## Do this
Collect all the lines that mention the word "denominator".

(Stored data entries)
-----
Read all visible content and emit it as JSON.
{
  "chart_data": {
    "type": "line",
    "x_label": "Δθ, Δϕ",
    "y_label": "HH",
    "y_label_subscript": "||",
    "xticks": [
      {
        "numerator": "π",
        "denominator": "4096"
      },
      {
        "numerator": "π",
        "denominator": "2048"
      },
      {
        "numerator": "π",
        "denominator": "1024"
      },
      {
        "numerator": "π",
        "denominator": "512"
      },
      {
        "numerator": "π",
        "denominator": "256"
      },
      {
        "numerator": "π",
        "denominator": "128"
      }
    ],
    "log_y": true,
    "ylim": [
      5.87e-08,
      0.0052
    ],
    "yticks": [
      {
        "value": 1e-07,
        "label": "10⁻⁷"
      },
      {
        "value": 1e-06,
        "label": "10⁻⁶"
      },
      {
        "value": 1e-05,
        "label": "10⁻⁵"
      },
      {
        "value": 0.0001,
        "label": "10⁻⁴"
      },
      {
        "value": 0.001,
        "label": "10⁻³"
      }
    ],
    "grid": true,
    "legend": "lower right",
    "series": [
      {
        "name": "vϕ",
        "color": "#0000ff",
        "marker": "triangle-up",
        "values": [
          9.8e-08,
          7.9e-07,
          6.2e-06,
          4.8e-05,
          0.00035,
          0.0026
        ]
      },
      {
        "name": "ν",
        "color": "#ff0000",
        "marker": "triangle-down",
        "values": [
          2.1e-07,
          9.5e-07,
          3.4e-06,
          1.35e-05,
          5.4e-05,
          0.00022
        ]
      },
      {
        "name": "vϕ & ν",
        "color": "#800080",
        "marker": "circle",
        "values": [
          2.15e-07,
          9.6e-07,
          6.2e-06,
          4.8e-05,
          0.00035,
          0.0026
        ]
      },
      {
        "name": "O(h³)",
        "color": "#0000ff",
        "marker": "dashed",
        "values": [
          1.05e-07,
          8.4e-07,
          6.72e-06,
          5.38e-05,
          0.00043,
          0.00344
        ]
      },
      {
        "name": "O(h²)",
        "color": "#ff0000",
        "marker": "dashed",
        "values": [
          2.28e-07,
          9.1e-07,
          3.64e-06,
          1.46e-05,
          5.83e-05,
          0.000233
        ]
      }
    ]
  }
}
-----
## Exercise output
        "denominator": "4096"
        "denominator": "2048"
        "denominator": "1024"
        "denominator": "512"
        "denominator": "256"
        "denominator": "128"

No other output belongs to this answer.